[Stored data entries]
===============

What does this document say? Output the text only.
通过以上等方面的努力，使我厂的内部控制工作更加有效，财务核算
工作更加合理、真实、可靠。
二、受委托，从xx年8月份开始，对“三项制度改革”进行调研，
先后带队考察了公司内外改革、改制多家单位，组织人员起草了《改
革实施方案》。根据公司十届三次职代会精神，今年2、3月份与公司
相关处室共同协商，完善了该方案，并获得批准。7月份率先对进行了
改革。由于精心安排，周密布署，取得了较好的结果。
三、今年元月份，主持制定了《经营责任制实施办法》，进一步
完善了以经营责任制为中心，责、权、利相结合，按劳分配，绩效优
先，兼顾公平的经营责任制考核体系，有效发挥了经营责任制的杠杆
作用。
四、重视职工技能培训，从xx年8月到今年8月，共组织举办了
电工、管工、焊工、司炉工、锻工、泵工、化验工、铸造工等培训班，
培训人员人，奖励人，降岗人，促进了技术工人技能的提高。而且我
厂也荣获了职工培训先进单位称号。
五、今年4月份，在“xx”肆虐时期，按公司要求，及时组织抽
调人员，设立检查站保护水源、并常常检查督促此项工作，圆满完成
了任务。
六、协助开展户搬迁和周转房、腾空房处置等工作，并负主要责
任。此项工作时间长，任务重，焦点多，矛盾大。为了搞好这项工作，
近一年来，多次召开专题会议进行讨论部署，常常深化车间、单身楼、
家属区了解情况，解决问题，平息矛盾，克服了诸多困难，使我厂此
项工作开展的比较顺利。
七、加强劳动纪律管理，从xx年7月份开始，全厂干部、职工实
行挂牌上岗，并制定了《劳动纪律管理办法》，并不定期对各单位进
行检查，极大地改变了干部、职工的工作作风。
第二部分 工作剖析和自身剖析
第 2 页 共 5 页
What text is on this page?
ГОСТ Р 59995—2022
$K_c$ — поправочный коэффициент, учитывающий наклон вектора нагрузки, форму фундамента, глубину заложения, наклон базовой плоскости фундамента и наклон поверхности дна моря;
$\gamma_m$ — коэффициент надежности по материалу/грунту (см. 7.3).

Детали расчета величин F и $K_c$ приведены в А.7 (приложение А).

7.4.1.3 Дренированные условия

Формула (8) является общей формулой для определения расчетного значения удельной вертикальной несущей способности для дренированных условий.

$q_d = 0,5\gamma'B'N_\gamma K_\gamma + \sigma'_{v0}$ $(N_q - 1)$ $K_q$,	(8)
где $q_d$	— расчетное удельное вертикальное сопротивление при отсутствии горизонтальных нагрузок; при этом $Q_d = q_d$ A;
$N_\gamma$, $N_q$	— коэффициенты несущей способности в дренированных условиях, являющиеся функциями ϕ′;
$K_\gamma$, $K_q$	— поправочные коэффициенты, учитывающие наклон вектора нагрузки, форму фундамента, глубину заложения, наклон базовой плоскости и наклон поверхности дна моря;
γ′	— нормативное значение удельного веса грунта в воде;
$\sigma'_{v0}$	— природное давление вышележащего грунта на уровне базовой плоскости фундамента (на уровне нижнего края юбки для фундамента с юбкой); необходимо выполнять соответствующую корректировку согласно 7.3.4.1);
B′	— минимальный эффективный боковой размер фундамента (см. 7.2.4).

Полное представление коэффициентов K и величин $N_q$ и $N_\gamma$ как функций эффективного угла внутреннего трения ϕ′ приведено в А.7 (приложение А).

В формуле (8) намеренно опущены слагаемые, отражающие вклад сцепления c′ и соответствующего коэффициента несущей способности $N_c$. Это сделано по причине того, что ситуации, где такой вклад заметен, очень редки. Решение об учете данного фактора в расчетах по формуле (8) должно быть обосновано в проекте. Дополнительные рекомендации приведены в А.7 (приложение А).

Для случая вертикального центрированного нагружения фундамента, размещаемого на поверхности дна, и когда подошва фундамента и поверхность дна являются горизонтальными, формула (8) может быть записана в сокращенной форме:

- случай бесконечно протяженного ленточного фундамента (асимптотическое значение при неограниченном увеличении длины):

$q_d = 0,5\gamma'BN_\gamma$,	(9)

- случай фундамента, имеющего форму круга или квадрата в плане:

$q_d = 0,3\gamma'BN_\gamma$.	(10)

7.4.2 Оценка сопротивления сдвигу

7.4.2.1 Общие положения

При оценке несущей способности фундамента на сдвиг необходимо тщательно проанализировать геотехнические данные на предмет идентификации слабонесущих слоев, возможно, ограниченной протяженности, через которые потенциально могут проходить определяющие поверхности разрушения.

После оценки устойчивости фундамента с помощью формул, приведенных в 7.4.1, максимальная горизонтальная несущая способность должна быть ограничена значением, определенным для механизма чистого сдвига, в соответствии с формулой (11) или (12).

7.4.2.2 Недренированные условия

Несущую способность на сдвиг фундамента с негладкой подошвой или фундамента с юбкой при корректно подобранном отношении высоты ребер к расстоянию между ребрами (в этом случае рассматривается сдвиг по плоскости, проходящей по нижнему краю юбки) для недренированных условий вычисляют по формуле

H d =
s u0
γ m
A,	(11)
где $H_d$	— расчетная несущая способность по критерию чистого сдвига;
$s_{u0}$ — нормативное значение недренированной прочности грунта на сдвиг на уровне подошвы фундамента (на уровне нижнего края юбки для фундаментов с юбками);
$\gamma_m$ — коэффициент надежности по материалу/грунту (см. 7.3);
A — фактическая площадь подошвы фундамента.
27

===============

# AIM
Write the data from above out again, exactly.

# SOLUTION FOR THIS PROBLEM
What does this document say? Output the text only.
通过以上等方面的努力，使我厂的内部控制工作更加有效，财务核算
工作更加合理、真实、可靠。
二、受委托，从xx年8月份开始，对“三项制度改革”进行调研，
先后带队考察了公司内外改革、改制多家单位，组织人员起草了《改
革实施方案》。根据公司十届三次职代会精神，今年2、3月份与公司
相关处室共同协商，完善了该方案，并获得批准。7月份率先对进行了
改革。由于精心安排，周密布署，取得了较好的结果。
三、今年元月份，主持制定了《经营责任制实施办法》，进一步
完善了以经营责任制为中心，责、权、利相结合，按劳分配，绩效优
先，兼顾公平的经营责任制考核体系，有效发挥了经营责任制的杠杆
作用。
四、重视职工技能培训，从xx年8月到今年8月，共组织举办了
电工、管工、焊工、司炉工、锻工、泵工、化验工、铸造工等培训班，
培训人员人，奖励人，降岗人，促进了技术工人技能的提高。而且我
厂也荣获了职工培训先进单位称号。
五、今年4月份，在“xx”肆虐时期，按公司要求，及时组织抽
调人员，设立检查站保护水源、并常常检查督促此项工作，圆满完成
了任务。
六、协助开展户搬迁和周转房、腾空房处置等工作，并负主要责
任。此项工作时间长，任务重，焦点多，矛盾大。为了搞好这项工作，
近一年来，多次召开专题会议进行讨论部署，常常深化车间、单身楼、
家属区了解情况，解决问题，平息矛盾，克服了诸多困难，使我厂此
项工作开展的比较顺利。
七、加强劳动纪律管理，从xx年7月份开始，全厂干部、职工实
行挂牌上岗，并制定了《劳动纪律管理办法》，并不定期对各单位进
行检查，极大地改变了干部、职工的工作作风。
第二部分 工作剖析和自身剖析
第 2 页 共 5 页
What text is on this page?
ГОСТ Р 59995—2022
$K_c$ — поправочный коэффициент, учитывающий наклон вектора нагрузки, форму фундамента, глубину заложения, наклон базовой плоскости фундамента и наклон поверхности дна моря;
$\gamma_m$ — коэффициент надежности по материалу/грунту (см. 7.3).

Детали расчета величин F и $K_c$ приведены в А.7 (приложение А).

7.4.1.3 Дренированные условия

Формула (8) является общей формулой для определения расчетного значения удельной вертикальной несущей способности для дренированных условий.

$q_d = 0,5\gamma'B'N_\gamma K_\gamma + \sigma'_{v0}$ $(N_q - 1)$ $K_q$,	(8)
где $q_d$	— расчетное удельное вертикальное сопротивление при отсутствии горизонтальных нагрузок; при этом $Q_d = q_d$ A;
$N_\gamma$, $N_q$	— коэффициенты несущей способности в дренированных условиях, являющиеся функциями ϕ′;
$K_\gamma$, $K_q$	— поправочные коэффициенты, учитывающие наклон вектора нагрузки, форму фундамента, глубину заложения, наклон базовой плоскости и наклон поверхности дна моря;
γ′	— нормативное значение удельного веса грунта в воде;
$\sigma'_{v0}$	— природное давление вышележащего грунта на уровне базовой плоскости фундамента (на уровне нижнего края юбки для фундамента с юбкой); необходимо выполнять соответствующую корректировку согласно 7.3.4.1);
B′	— минимальный эффективный боковой размер фундамента (см. 7.2.4).

Полное представление коэффициентов K и величин $N_q$ и $N_\gamma$ как функций эффективного угла внутреннего трения ϕ′ приведено в А.7 (приложение А).

В формуле (8) намеренно опущены слагаемые, отражающие вклад сцепления c′ и соответствующего коэффициента несущей способности $N_c$. Это сделано по причине того, что ситуации, где такой вклад заметен, очень редки. Решение об учете данного фактора в расчетах по формуле (8) должно быть обосновано в проекте. Дополнительные рекомендации приведены в А.7 (приложение А).

Для случая вертикального центрированного нагружения фундамента, размещаемого на поверхности дна, и когда подошва фундамента и поверхность дна являются горизонтальными, формула (8) может быть записана в сокращенной форме:

- случай бесконечно протяженного ленточного фундамента (асимптотическое значение при неограниченном увеличении длины):

$q_d = 0,5\gamma'BN_\gamma$,	(9)

- случай фундамента, имеющего форму круга или квадрата в плане:

$q_d = 0,3\gamma'BN_\gamma$.	(10)

7.4.2 Оценка сопротивления сдвигу

7.4.2.1 Общие положения

При оценке несущей способности фундамента на сдвиг необходимо тщательно проанализировать геотехнические данные на предмет идентификации слабонесущих слоев, возможно, ограниченной протяженности, через которые потенциально могут проходить определяющие поверхности разрушения.

После оценки устойчивости фундамента с помощью формул, приведенных в 7.4.1, максимальная горизонтальная несущая способность должна быть ограничена значением, определенным для механизма чистого сдвига, в соответствии с формулой (11) или (12).

7.4.2.2 Недренированные условия

Несущую способность на сдвиг фундамента с негладкой подошвой или фундамента с юбкой при корректно подобранном отношении высоты ребер к расстоянию между ребрами (в этом случае рассматривается сдвиг по плоскости, проходящей по нижнему краю юбки) для недренированных условий вычисляют по формуле

H d =
s u0
γ m
A,	(11)
где $H_d$	— расчетная несущая способность по критерию чистого сдвига;
$s_{u0}$ — нормативное значение недренированной прочности грунта на сдвиг на уровне подошвы фундамента (на уровне нижнего края юбки для фундаментов с юбками);
$\gamma_m$ — коэффициент надежности по материалу/грунту (см. 7.3);
A — фактическая площадь подошвы фундамента.
27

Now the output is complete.